[PROBLEM]: Images do not belong in the copy. Retype all the entries below exactly.

[LISTED RECORDS]:
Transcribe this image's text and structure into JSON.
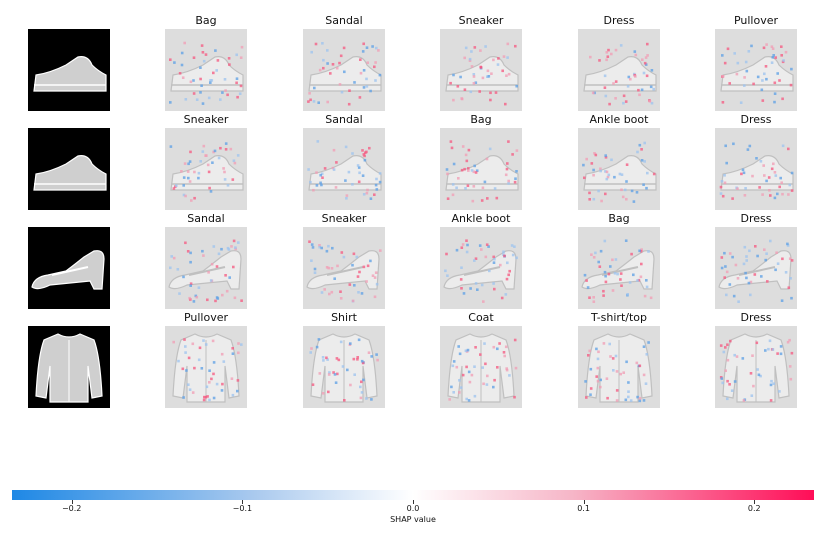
{
  "chart_data": {
    "type": "heatmap",
    "rows": [
      {
        "input_icon": "sneaker-silhouette",
        "explanations": [
          "Bag",
          "Sandal",
          "Sneaker",
          "Dress",
          "Pullover"
        ]
      },
      {
        "input_icon": "sneaker-silhouette",
        "explanations": [
          "Sneaker",
          "Sandal",
          "Bag",
          "Ankle boot",
          "Dress"
        ]
      },
      {
        "input_icon": "sandal-silhouette",
        "explanations": [
          "Sandal",
          "Sneaker",
          "Ankle boot",
          "Bag",
          "Dress"
        ]
      },
      {
        "input_icon": "pullover-silhouette",
        "explanations": [
          "Pullover",
          "Shirt",
          "Coat",
          "T-shirt/top",
          "Dress"
        ]
      }
    ],
    "colorbar": {
      "label": "SHAP value",
      "range": [
        -0.235,
        0.235
      ],
      "ticks": [
        {
          "value": -0.2,
          "label": "−0.2"
        },
        {
          "value": -0.1,
          "label": "−0.1"
        },
        {
          "value": 0.0,
          "label": "0.0"
        },
        {
          "value": 0.1,
          "label": "0.1"
        },
        {
          "value": 0.2,
          "label": "0.2"
        }
      ],
      "colors": {
        "negative": "#1e88e5",
        "zero": "#ffffff",
        "positive": "#ff0d57"
      }
    }
  }
}
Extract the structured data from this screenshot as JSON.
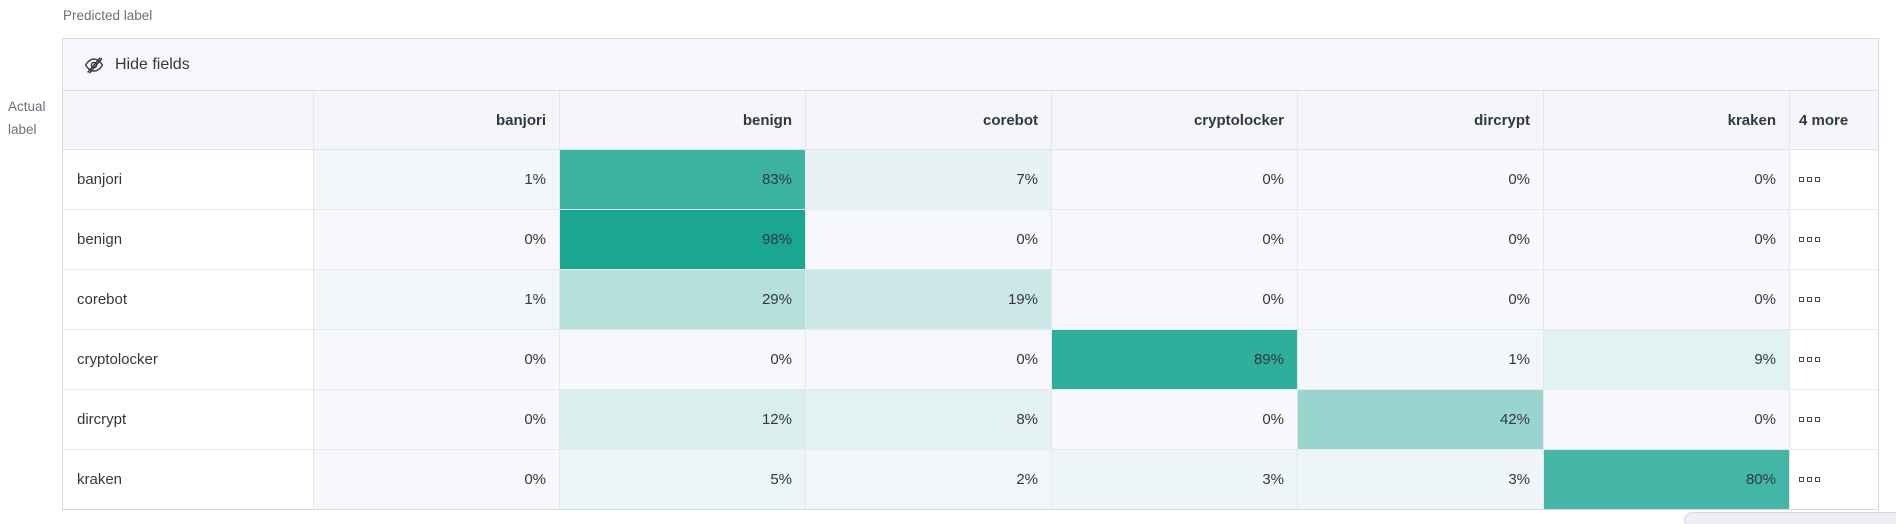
{
  "axes": {
    "predicted_label": "Predicted label",
    "actual_label": "Actual label"
  },
  "toolbar": {
    "hide_fields_label": "Hide fields"
  },
  "chart_data": {
    "type": "heatmap",
    "subtype": "confusion-matrix",
    "x_axis_title": "Predicted label",
    "y_axis_title": "Actual label",
    "columns": [
      "banjori",
      "benign",
      "corebot",
      "cryptolocker",
      "dircrypt",
      "kraken"
    ],
    "hidden_columns_label": "4 more",
    "rows": [
      {
        "label": "banjori",
        "values": [
          1,
          83,
          7,
          0,
          0,
          0
        ]
      },
      {
        "label": "benign",
        "values": [
          0,
          98,
          0,
          0,
          0,
          0
        ]
      },
      {
        "label": "corebot",
        "values": [
          1,
          29,
          19,
          0,
          0,
          0
        ]
      },
      {
        "label": "cryptolocker",
        "values": [
          0,
          0,
          0,
          89,
          1,
          9
        ]
      },
      {
        "label": "dircrypt",
        "values": [
          0,
          12,
          8,
          0,
          42,
          0
        ]
      },
      {
        "label": "kraken",
        "values": [
          0,
          5,
          2,
          3,
          3,
          80
        ]
      }
    ],
    "value_unit": "%",
    "colors": {
      "accent_teal": "#16a58f",
      "cell_base": "#f6f8fb"
    }
  }
}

[RESPONSE BELOW]:
Transcribe this image's text and structure into JSON.
{
  "chart_data": {
    "type": "heatmap",
    "rows": [
      {
        "input_icon": "sneaker-silhouette",
        "explanations": [
          "Bag",
          "Sandal",
          "Sneaker",
          "Dress",
          "Pullover"
        ]
      },
      {
        "input_icon": "sneaker-silhouette",
        "explanations": [
          "Sneaker",
          "Sandal",
          "Bag",
          "Ankle boot",
          "Dress"
        ]
      },
      {
        "input_icon": "sandal-silhouette",
        "explanations": [
          "Sandal",
          "Sneaker",
          "Ankle boot",
          "Bag",
          "Dress"
        ]
      },
      {
        "input_icon": "pullover-silhouette",
        "explanations": [
          "Pullover",
          "Shirt",
          "Coat",
          "T-shirt/top",
          "Dress"
        ]
      }
    ],
    "colorbar": {
      "label": "SHAP value",
      "range": [
        -0.235,
        0.235
      ],
      "ticks": [
        {
          "value": -0.2,
          "label": "−0.2"
        },
        {
          "value": -0.1,
          "label": "−0.1"
        },
        {
          "value": 0.0,
          "label": "0.0"
        },
        {
          "value": 0.1,
          "label": "0.1"
        },
        {
          "value": 0.2,
          "label": "0.2"
        }
      ],
      "colors": {
        "negative": "#1e88e5",
        "zero": "#ffffff",
        "positive": "#ff0d57"
      }
    }
  }
}
Extract the structured data from this screenshot as JSON.
{
  "axes": {
    "predicted_label": "Predicted label",
    "actual_label": "Actual label"
  },
  "toolbar": {
    "hide_fields_label": "Hide fields"
  },
  "chart_data": {
    "type": "heatmap",
    "subtype": "confusion-matrix",
    "x_axis_title": "Predicted label",
    "y_axis_title": "Actual label",
    "columns": [
      "banjori",
      "benign",
      "corebot",
      "cryptolocker",
      "dircrypt",
      "kraken"
    ],
    "hidden_columns_label": "4 more",
    "rows": [
      {
        "label": "banjori",
        "values": [
          1,
          83,
          7,
          0,
          0,
          0
        ]
      },
      {
        "label": "benign",
        "values": [
          0,
          98,
          0,
          0,
          0,
          0
        ]
      },
      {
        "label": "corebot",
        "values": [
          1,
          29,
          19,
          0,
          0,
          0
        ]
      },
      {
        "label": "cryptolocker",
        "values": [
          0,
          0,
          0,
          89,
          1,
          9
        ]
      },
      {
        "label": "dircrypt",
        "values": [
          0,
          12,
          8,
          0,
          42,
          0
        ]
      },
      {
        "label": "kraken",
        "values": [
          0,
          5,
          2,
          3,
          3,
          80
        ]
      }
    ],
    "value_unit": "%",
    "colors": {
      "accent_teal": "#16a58f",
      "cell_base": "#f6f8fb"
    }
  }
}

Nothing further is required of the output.